Exercise description
Output all of the entries exactly as written.

[Data records]
===
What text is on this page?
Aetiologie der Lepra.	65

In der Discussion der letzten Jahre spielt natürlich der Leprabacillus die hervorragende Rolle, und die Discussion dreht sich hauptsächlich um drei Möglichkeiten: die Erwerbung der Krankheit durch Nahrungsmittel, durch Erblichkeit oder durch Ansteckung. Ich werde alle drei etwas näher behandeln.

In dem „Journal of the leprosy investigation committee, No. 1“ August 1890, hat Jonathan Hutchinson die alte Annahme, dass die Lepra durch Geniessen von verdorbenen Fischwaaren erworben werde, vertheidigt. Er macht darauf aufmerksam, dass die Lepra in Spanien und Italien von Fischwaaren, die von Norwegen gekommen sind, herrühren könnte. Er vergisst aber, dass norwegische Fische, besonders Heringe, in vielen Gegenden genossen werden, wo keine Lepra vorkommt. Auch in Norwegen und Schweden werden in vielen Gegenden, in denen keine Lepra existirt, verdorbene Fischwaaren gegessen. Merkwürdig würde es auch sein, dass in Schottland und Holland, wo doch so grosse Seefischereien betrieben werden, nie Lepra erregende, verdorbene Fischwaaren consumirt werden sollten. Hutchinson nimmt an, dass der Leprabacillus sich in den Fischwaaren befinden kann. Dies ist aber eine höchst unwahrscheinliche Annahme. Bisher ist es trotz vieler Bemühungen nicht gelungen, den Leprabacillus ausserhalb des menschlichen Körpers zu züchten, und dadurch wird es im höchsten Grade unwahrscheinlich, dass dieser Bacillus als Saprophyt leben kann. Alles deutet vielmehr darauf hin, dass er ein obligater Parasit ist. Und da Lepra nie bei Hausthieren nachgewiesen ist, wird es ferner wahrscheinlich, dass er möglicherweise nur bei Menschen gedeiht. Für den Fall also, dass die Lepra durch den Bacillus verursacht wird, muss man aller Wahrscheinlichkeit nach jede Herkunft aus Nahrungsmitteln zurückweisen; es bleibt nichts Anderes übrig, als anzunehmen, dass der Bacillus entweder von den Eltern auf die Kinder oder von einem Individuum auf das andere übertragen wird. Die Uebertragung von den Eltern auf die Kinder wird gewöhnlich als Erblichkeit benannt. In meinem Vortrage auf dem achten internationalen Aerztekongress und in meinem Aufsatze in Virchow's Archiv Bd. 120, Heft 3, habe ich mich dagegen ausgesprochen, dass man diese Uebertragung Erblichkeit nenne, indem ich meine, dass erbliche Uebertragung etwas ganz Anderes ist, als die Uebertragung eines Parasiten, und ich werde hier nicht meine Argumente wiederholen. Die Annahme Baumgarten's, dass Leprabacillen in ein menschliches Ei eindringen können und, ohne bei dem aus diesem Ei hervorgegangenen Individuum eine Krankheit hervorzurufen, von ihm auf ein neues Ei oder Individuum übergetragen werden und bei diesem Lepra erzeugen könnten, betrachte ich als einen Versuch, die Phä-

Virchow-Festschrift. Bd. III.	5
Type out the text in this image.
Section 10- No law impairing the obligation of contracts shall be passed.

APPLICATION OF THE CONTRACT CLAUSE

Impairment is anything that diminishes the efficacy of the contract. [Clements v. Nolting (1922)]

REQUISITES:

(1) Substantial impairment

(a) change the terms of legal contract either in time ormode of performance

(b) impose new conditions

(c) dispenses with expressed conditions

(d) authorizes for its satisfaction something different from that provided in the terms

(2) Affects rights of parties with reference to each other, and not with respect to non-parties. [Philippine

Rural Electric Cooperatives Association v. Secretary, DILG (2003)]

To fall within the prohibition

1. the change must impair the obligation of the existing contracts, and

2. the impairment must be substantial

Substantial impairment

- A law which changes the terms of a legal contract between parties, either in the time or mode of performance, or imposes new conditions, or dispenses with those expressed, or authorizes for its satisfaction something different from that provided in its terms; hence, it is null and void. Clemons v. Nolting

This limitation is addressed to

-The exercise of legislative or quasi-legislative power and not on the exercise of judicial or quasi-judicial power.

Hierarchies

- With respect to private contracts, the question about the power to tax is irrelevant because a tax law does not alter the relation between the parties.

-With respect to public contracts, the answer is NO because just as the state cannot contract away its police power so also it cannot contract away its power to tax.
===
Full output
What text is on this page?
Aetiologie der Lepra.	65

In der Discussion der letzten Jahre spielt natürlich der Leprabacillus die hervorragende Rolle, und die Discussion dreht sich hauptsächlich um drei Möglichkeiten: die Erwerbung der Krankheit durch Nahrungsmittel, durch Erblichkeit oder durch Ansteckung. Ich werde alle drei etwas näher behandeln.

In dem „Journal of the leprosy investigation committee, No. 1“ August 1890, hat Jonathan Hutchinson die alte Annahme, dass die Lepra durch Geniessen von verdorbenen Fischwaaren erworben werde, vertheidigt. Er macht darauf aufmerksam, dass die Lepra in Spanien und Italien von Fischwaaren, die von Norwegen gekommen sind, herrühren könnte. Er vergisst aber, dass norwegische Fische, besonders Heringe, in vielen Gegenden genossen werden, wo keine Lepra vorkommt. Auch in Norwegen und Schweden werden in vielen Gegenden, in denen keine Lepra existirt, verdorbene Fischwaaren gegessen. Merkwürdig würde es auch sein, dass in Schottland und Holland, wo doch so grosse Seefischereien betrieben werden, nie Lepra erregende, verdorbene Fischwaaren consumirt werden sollten. Hutchinson nimmt an, dass der Leprabacillus sich in den Fischwaaren befinden kann. Dies ist aber eine höchst unwahrscheinliche Annahme. Bisher ist es trotz vieler Bemühungen nicht gelungen, den Leprabacillus ausserhalb des menschlichen Körpers zu züchten, und dadurch wird es im höchsten Grade unwahrscheinlich, dass dieser Bacillus als Saprophyt leben kann. Alles deutet vielmehr darauf hin, dass er ein obligater Parasit ist. Und da Lepra nie bei Hausthieren nachgewiesen ist, wird es ferner wahrscheinlich, dass er möglicherweise nur bei Menschen gedeiht. Für den Fall also, dass die Lepra durch den Bacillus verursacht wird, muss man aller Wahrscheinlichkeit nach jede Herkunft aus Nahrungsmitteln zurückweisen; es bleibt nichts Anderes übrig, als anzunehmen, dass der Bacillus entweder von den Eltern auf die Kinder oder von einem Individuum auf das andere übertragen wird. Die Uebertragung von den Eltern auf die Kinder wird gewöhnlich als Erblichkeit benannt. In meinem Vortrage auf dem achten internationalen Aerztekongress und in meinem Aufsatze in Virchow's Archiv Bd. 120, Heft 3, habe ich mich dagegen ausgesprochen, dass man diese Uebertragung Erblichkeit nenne, indem ich meine, dass erbliche Uebertragung etwas ganz Anderes ist, als die Uebertragung eines Parasiten, und ich werde hier nicht meine Argumente wiederholen. Die Annahme Baumgarten's, dass Leprabacillen in ein menschliches Ei eindringen können und, ohne bei dem aus diesem Ei hervorgegangenen Individuum eine Krankheit hervorzurufen, von ihm auf ein neues Ei oder Individuum übergetragen werden und bei diesem Lepra erzeugen könnten, betrachte ich als einen Versuch, die Phä-

Virchow-Festschrift. Bd. III.	5
Type out the text in this image.
Section 10- No law impairing the obligation of contracts shall be passed.

APPLICATION OF THE CONTRACT CLAUSE

Impairment is anything that diminishes the efficacy of the contract. [Clements v. Nolting (1922)]

REQUISITES:

(1) Substantial impairment

(a) change the terms of legal contract either in time ormode of performance

(b) impose new conditions

(c) dispenses with expressed conditions

(d) authorizes for its satisfaction something different from that provided in the terms

(2) Affects rights of parties with reference to each other, and not with respect to non-parties. [Philippine

Rural Electric Cooperatives Association v. Secretary, DILG (2003)]

To fall within the prohibition

1. the change must impair the obligation of the existing contracts, and

2. the impairment must be substantial

Substantial impairment

- A law which changes the terms of a legal contract between parties, either in the time or mode of performance, or imposes new conditions, or dispenses with those expressed, or authorizes for its satisfaction something different from that provided in its terms; hence, it is null and void. Clemons v. Nolting

This limitation is addressed to

-The exercise of legislative or quasi-legislative power and not on the exercise of judicial or quasi-judicial power.

Hierarchies

- With respect to private contracts, the question about the power to tax is irrelevant because a tax law does not alter the relation between the parties.

-With respect to public contracts, the answer is NO because just as the state cannot contract away its police power so also it cannot contract away its power to tax.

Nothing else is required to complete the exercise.